### Excerpted records
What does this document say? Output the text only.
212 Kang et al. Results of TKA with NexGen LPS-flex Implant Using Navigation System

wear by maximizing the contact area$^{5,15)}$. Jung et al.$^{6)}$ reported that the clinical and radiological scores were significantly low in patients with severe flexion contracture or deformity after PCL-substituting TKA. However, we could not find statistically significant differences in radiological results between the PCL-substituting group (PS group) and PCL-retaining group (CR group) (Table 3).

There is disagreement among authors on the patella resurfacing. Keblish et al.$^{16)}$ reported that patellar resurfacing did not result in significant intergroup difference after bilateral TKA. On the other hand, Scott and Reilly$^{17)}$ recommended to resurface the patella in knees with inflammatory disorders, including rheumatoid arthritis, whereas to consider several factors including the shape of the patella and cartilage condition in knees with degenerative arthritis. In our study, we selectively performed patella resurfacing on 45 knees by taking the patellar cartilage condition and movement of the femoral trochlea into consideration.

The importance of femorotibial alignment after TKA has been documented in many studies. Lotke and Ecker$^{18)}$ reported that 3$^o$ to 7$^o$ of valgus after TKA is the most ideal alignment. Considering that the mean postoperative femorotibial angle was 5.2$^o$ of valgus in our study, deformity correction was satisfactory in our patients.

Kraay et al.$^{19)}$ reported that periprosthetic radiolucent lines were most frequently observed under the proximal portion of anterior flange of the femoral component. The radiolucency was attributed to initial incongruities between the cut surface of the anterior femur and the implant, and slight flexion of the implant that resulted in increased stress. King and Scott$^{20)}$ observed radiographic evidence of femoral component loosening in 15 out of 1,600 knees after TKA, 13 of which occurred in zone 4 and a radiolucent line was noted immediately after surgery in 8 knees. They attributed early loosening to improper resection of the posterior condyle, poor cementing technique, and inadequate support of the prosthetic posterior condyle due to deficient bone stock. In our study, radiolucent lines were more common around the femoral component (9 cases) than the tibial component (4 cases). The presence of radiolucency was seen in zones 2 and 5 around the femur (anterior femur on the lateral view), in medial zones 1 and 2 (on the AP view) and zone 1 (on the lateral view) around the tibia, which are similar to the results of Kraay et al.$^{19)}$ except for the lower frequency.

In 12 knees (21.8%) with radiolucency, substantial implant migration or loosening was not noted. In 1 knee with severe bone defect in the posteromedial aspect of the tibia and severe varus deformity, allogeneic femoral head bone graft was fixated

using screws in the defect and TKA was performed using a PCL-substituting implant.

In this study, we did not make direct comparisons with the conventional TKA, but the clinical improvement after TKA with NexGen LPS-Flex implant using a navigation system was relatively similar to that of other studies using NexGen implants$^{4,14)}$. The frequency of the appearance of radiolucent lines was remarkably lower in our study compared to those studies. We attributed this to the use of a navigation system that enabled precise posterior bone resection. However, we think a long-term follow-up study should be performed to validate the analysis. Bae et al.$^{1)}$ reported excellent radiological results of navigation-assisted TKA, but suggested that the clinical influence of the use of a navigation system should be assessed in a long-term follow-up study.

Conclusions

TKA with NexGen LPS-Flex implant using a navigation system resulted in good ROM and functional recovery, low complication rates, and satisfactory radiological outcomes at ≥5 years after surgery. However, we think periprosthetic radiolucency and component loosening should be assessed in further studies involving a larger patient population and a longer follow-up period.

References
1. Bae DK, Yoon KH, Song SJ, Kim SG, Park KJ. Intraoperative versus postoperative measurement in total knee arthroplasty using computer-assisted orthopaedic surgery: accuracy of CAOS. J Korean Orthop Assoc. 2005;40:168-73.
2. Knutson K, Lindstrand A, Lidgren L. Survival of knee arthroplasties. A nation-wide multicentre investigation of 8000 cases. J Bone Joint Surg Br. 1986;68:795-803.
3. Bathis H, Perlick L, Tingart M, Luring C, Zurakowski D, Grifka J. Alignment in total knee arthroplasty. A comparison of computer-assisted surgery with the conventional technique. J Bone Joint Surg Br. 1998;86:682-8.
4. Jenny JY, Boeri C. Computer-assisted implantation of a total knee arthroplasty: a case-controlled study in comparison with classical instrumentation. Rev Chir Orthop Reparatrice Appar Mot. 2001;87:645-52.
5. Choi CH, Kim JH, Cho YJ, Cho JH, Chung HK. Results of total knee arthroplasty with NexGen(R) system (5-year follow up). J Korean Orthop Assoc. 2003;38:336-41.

### Problem requirements
If a line in the records includes the string "postoperative", copy it.

### Task solution
The importance of femorotibial alignment after TKA has been documented in many studies. Lotke and Ecker$^{18)}$ reported that 3$^o$ to 7$^o$ of valgus after TKA is the most ideal alignment. Considering that the mean postoperative femorotibial angle was 5.2$^o$ of valgus in our study, deformity correction was satisfactory in our patients.
1. Bae DK, Yoon KH, Song SJ, Kim SG, Park KJ. Intraoperative versus postoperative measurement in total knee arthroplasty using computer-assisted orthopaedic surgery: accuracy of CAOS. J Korean Orthop Assoc. 2005;40:168-73.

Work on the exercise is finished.